- [Directions]
Format all of the following lines as a numbered list, leaving out blank lines and the pictures.

Excerpts from a layout annotation set:
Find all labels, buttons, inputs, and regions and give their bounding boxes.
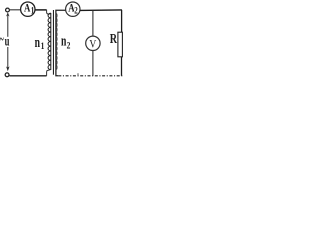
wire dashed return rail bbox=[58, 75, 122, 77]
secondary winding n2 scallops bbox=[56, 13, 57, 69]
voltage arrow shaft upper bbox=[7, 14, 9, 37]
svg-text:1: 1 bbox=[41, 40, 45, 51]
junction tick artifact on rail bbox=[77, 73, 79, 75]
label R bbox=[110, 30, 118, 46]
label n2 bbox=[61, 33, 66, 50]
svg-text:~: ~ bbox=[0, 30, 4, 48]
label n1 bbox=[35, 34, 40, 51]
primary winding bottom lead bbox=[47, 69, 51, 75]
wire terminal to A1 bbox=[10, 9, 21, 11]
secondary axis line with corner to A2 wire and bottom corner bbox=[56, 10, 66, 76]
svg-text:R: R bbox=[110, 30, 118, 46]
voltage arrow shaft lower bbox=[7, 47, 9, 68]
wire resistor bottom lead bbox=[121, 57, 123, 76]
ammeter A1 bbox=[21, 2, 35, 16]
label ~u bbox=[0, 30, 4, 48]
wire A2 to right corner bbox=[80, 9, 122, 12]
transformer core line bbox=[52, 10, 54, 75]
svg-text:2: 2 bbox=[67, 40, 71, 51]
svg-text:n: n bbox=[35, 34, 40, 51]
resistor R body bbox=[118, 32, 123, 57]
primary winding axis bbox=[50, 13, 52, 70]
primary winding n1 loops bbox=[48, 13, 51, 69]
svg-text:2: 2 bbox=[74, 6, 77, 16]
svg-text:u: u bbox=[5, 35, 10, 49]
terminal (bottom-left input) bbox=[5, 73, 9, 77]
svg-text:A: A bbox=[24, 3, 31, 15]
voltage arrowhead up bbox=[6, 12, 9, 16]
wire voltmeter down to return rail bbox=[92, 50, 94, 75]
voltmeter V bbox=[86, 36, 100, 50]
voltage arrowhead down bbox=[6, 66, 9, 71]
terminal (top-left input) bbox=[6, 8, 10, 12]
primary winding top lead bbox=[47, 10, 51, 14]
wire right drop to resistor bbox=[121, 10, 123, 33]
svg-text:1: 1 bbox=[31, 6, 35, 16]
svg-text:V: V bbox=[89, 37, 96, 50]
wire voltmeter branch bbox=[92, 10, 94, 36]
wire A1 to primary top lead bbox=[35, 9, 47, 11]
wire bottom-left to terminal bbox=[9, 75, 46, 77]
ammeter A2 bbox=[66, 2, 80, 16]
svg-text:n: n bbox=[61, 33, 66, 50]
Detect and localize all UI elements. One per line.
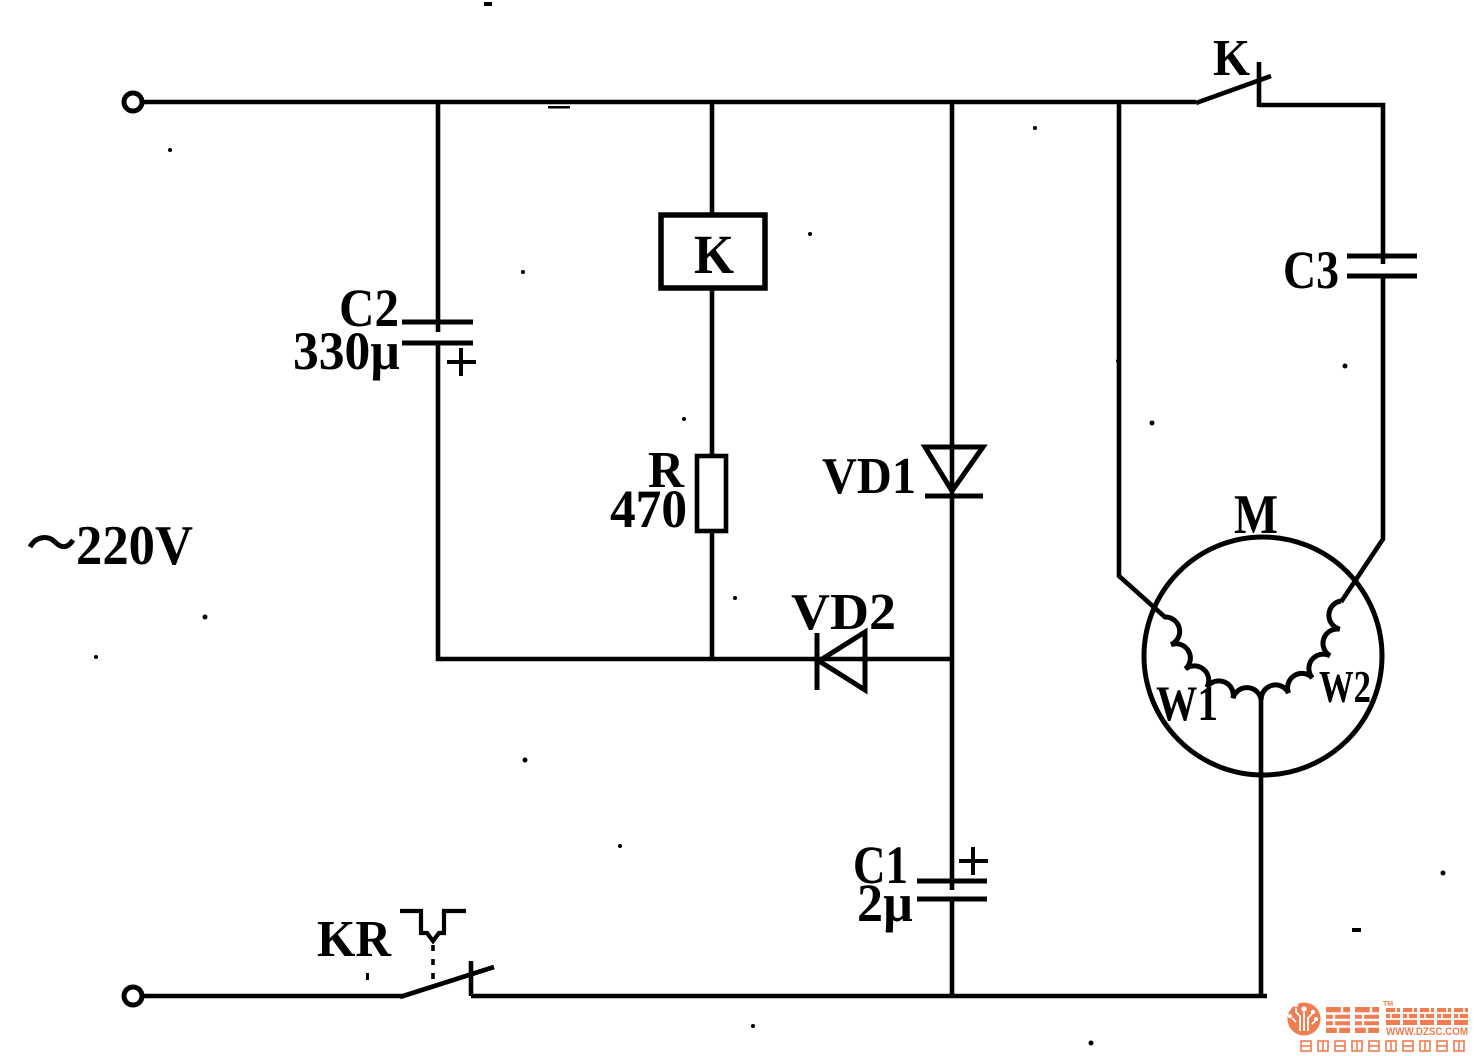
svg-text:C3: C3	[1283, 240, 1339, 300]
diode VD1	[925, 447, 983, 496]
relay coil K	[661, 215, 765, 288]
svg-text:K: K	[694, 224, 734, 285]
svg-text:VD1: VD1	[822, 448, 916, 505]
svg-text:W2: W2	[1319, 661, 1371, 712]
wire: C2 branch from top rail	[436, 102, 441, 332]
switch K contact post	[1257, 62, 1262, 107]
watermark slogan glyph blocks	[1301, 1041, 1464, 1051]
svg-text:M: M	[1234, 484, 1278, 546]
polarity plus of C1	[959, 847, 988, 875]
wire: middle vertical rail (VD1/C1 branch)	[950, 102, 955, 890]
watermark brand glyph blocks	[1326, 1007, 1468, 1033]
resistor R	[697, 456, 726, 531]
svg-text:VD2: VD2	[791, 584, 896, 641]
capacitor C3	[1347, 256, 1417, 276]
wire: top rail	[142, 100, 1196, 105]
wire: switch K to right rail	[1259, 105, 1383, 264]
watermark logo circle	[1288, 1003, 1321, 1036]
svg-text:KR: KR	[317, 911, 392, 968]
svg-text:K: K	[1213, 30, 1251, 87]
svg-text:WWW.DZSC.COM: WWW.DZSC.COM	[1386, 1026, 1468, 1038]
wire: relay coil to resistor	[710, 288, 715, 457]
svg-text:TM: TM	[1383, 1001, 1393, 1008]
wire: relay coil branch from top rail	[710, 102, 715, 216]
thermal element of KR	[400, 911, 466, 980]
terminal: AC input top-left	[124, 93, 142, 111]
terminal: AC input bottom-left	[124, 987, 142, 1005]
wire: resistor to lower-left rail	[710, 531, 715, 659]
switch KR blade	[400, 967, 494, 997]
wire: C2 bottom to lower-left rail	[436, 343, 441, 661]
polarity plus of C2	[447, 348, 476, 376]
svg-text:220V: 220V	[76, 515, 193, 577]
wire: C1 bottom to bottom rail	[950, 899, 955, 998]
switch KR contact	[469, 961, 474, 996]
wire: motor centre tap to bottom rail	[1259, 700, 1264, 996]
svg-text:470: 470	[610, 479, 687, 539]
motor M body	[1144, 537, 1382, 775]
wire: bottom rail right segment	[471, 994, 1267, 999]
wire: motor left lead from top rail	[1119, 102, 1166, 618]
wire: lower-left horizontal rail	[436, 657, 952, 662]
capacitor C2	[402, 322, 473, 343]
wire: C3 to motor right lead	[1341, 276, 1383, 602]
motor windings W1 W2	[1165, 601, 1341, 700]
diode VD2	[817, 632, 865, 690]
svg-text:330µ: 330µ	[293, 321, 400, 381]
capacitor C1	[917, 881, 987, 899]
wire: bottom rail left segment	[142, 994, 402, 999]
svg-text:2µ: 2µ	[857, 873, 913, 933]
tilde of AC source label	[30, 538, 73, 547]
switch K blade (top right)	[1196, 76, 1271, 103]
svg-text:W1: W1	[1156, 675, 1218, 731]
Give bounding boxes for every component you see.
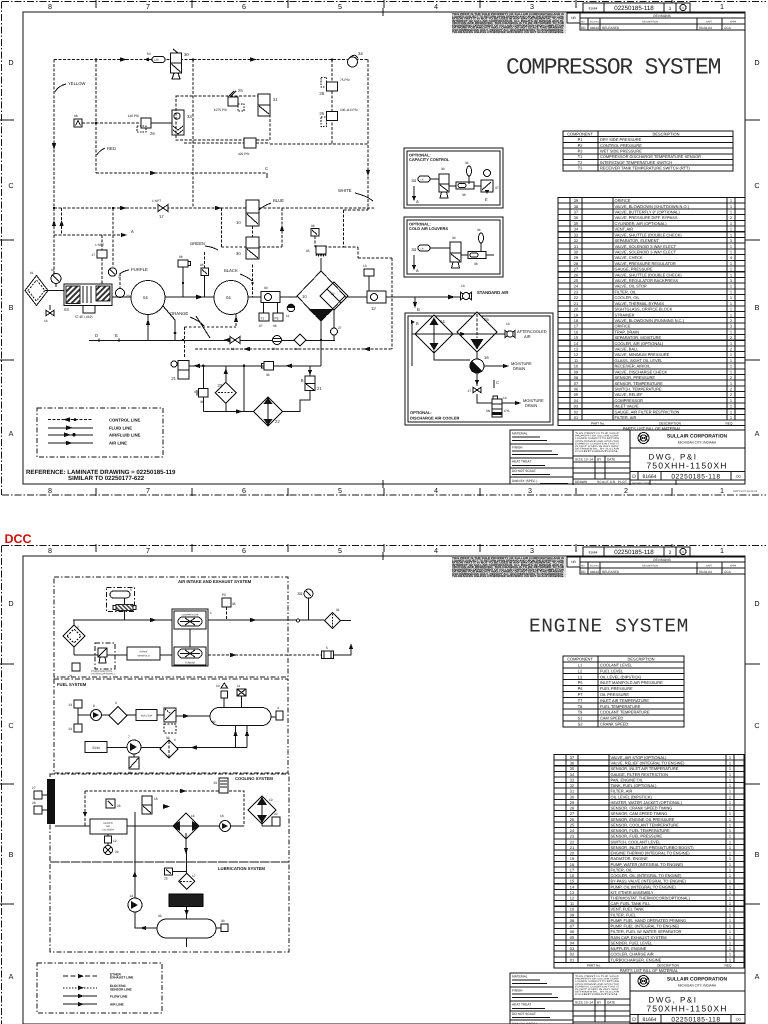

- [Solution for this exercise]
1. Find all labels, buttons, inputs, and regions and give their bounding boxes.
2. wire dashed return rail bbox=[58, 75, 122, 77]
3. secondary winding n2 scallops bbox=[56, 13, 57, 69]
4. voltage arrow shaft upper bbox=[7, 14, 9, 37]
5. svg-text:1: 1 bbox=[41, 40, 45, 51]
6. junction tick artifact on rail bbox=[77, 73, 79, 75]
7. label R bbox=[110, 30, 118, 46]
8. label n2 bbox=[61, 33, 66, 50]
9. svg-text:~: ~ bbox=[0, 30, 4, 48]
10. label n1 bbox=[35, 34, 40, 51]
11. primary winding bottom lead bbox=[47, 69, 51, 75]
12. wire terminal to A1 bbox=[10, 9, 21, 11]
13. secondary axis line with corner to A2 wire and bottom corner bbox=[56, 10, 66, 76]
14. svg-text:R: R bbox=[110, 30, 118, 46]
15. voltage arrow shaft lower bbox=[7, 47, 9, 68]
16. wire resistor bottom lead bbox=[121, 57, 123, 76]
17. ammeter A1 bbox=[21, 2, 35, 16]
18. label ~u bbox=[0, 30, 4, 48]
19. wire A2 to right corner bbox=[80, 9, 122, 12]
20. transformer core line bbox=[52, 10, 54, 75]
21. svg-text:2: 2 bbox=[67, 40, 71, 51]
22. svg-text:n: n bbox=[35, 34, 40, 51]
23. resistor R body bbox=[118, 32, 123, 57]
24. primary winding axis bbox=[50, 13, 52, 70]
25. primary winding n1 loops bbox=[48, 13, 51, 69]
26. svg-text:2: 2 bbox=[74, 6, 77, 16]
27. svg-text:u: u bbox=[5, 35, 10, 49]
28. terminal (bottom-left input) bbox=[5, 73, 9, 77]
29. svg-text:A: A bbox=[24, 3, 31, 15]
30. voltage arrowhead up bbox=[6, 12, 9, 16]
31. wire voltmeter down to return rail bbox=[92, 50, 94, 75]
32. voltmeter V bbox=[86, 36, 100, 50]
33. voltage arrowhead down bbox=[6, 66, 9, 71]
34. terminal (top-left input) bbox=[6, 8, 10, 12]
35. primary winding top lead bbox=[47, 10, 51, 14]
36. wire right drop to resistor bbox=[121, 10, 123, 33]
37. svg-text:1: 1 bbox=[31, 6, 35, 16]
38. svg-text:V: V bbox=[89, 37, 96, 50]
39. wire voltmeter branch bbox=[92, 10, 94, 36]
40. wire A1 to primary top lead bbox=[35, 9, 47, 11]
41. wire bottom-left to terminal bbox=[9, 75, 46, 77]
42. ammeter A2 bbox=[66, 2, 80, 16]
43. svg-text:n: n bbox=[61, 33, 66, 50]
44. Detect and localize all UI elements. One per line.
45. svg-text:C3: C3	[1283, 240, 1339, 300]
46. diode VD1	[925, 447, 983, 496]
47. relay coil K	[661, 215, 765, 288]
48. svg-text:K: K	[694, 224, 734, 285]
49. svg-text:VD1: VD1	[822, 448, 916, 505]
50. svg-text:W2: W2	[1319, 661, 1371, 712]
51. wire: C2 branch from top rail	[436, 102, 441, 332]
52. switch K contact post	[1257, 62, 1262, 107]
53. watermark slogan glyph blocks	[1301, 1041, 1464, 1051]
54. svg-text:M: M	[1234, 484, 1278, 546]
55. polarity plus of C1	[959, 847, 988, 875]
56. wire: middle vertical rail (VD1/C1 branch)	[950, 102, 955, 890]
57. watermark brand glyph blocks	[1326, 1007, 1468, 1033]
58. resistor R	[697, 456, 726, 531]
59. svg-text:VD2: VD2	[791, 584, 896, 641]
60. capacitor C3	[1347, 256, 1417, 276]
61. wire: top rail	[142, 100, 1196, 105]
62. wire: switch K to right rail	[1259, 105, 1383, 264]
63. watermark logo circle	[1288, 1003, 1321, 1036]
64. svg-text:KR: KR	[317, 911, 392, 968]
65. svg-text:K: K	[1213, 30, 1251, 87]
66. svg-text:WWW.DZSC.COM: WWW.DZSC.COM	[1386, 1026, 1468, 1038]
67. wire: relay coil to resistor	[710, 288, 715, 457]
68. svg-text:TM: TM	[1383, 1001, 1393, 1008]
69. wire: relay coil branch from top rail	[710, 102, 715, 216]
70. thermal element of KR	[400, 911, 466, 980]
71. terminal: AC input top-left	[124, 93, 142, 111]
72. terminal: AC input bottom-left	[124, 987, 142, 1005]
73. wire: resistor to lower-left rail	[710, 531, 715, 659]
74. switch KR blade	[400, 967, 494, 997]
75. wire: C2 bottom to lower-left rail	[436, 343, 441, 661]
76. polarity plus of C2	[447, 348, 476, 376]
77. svg-text:220V: 220V	[76, 515, 193, 577]
78. wire: C1 bottom to bottom rail	[950, 899, 955, 998]
79. switch KR contact	[469, 961, 474, 996]
80. wire: motor centre tap to bottom rail	[1259, 700, 1264, 996]
81. svg-text:470: 470	[610, 479, 687, 539]
82. motor M body	[1144, 537, 1382, 775]
83. wire: bottom rail right segment	[471, 994, 1267, 999]
84. wire: motor left lead from top rail	[1119, 102, 1166, 618]
85. wire: lower-left horizontal rail	[436, 657, 952, 662]
86. capacitor C2	[402, 322, 473, 343]
87. wire: C3 to motor right lead	[1341, 276, 1383, 602]
88. motor windings W1 W2	[1165, 601, 1341, 700]
89. diode VD2	[817, 632, 865, 690]
90. svg-text:330µ: 330µ	[293, 321, 400, 381]
91. capacitor C1	[917, 881, 987, 899]
92. wire: bottom rail left segment	[142, 994, 402, 999]
93. svg-text:2µ: 2µ	[857, 873, 913, 933]
94. tilde of AC source label	[30, 538, 73, 547]
95. switch K blade (top right)	[1196, 76, 1271, 103]
96. svg-text:W1: W1	[1156, 675, 1218, 731]
97. Give bounding boxes for every component you see.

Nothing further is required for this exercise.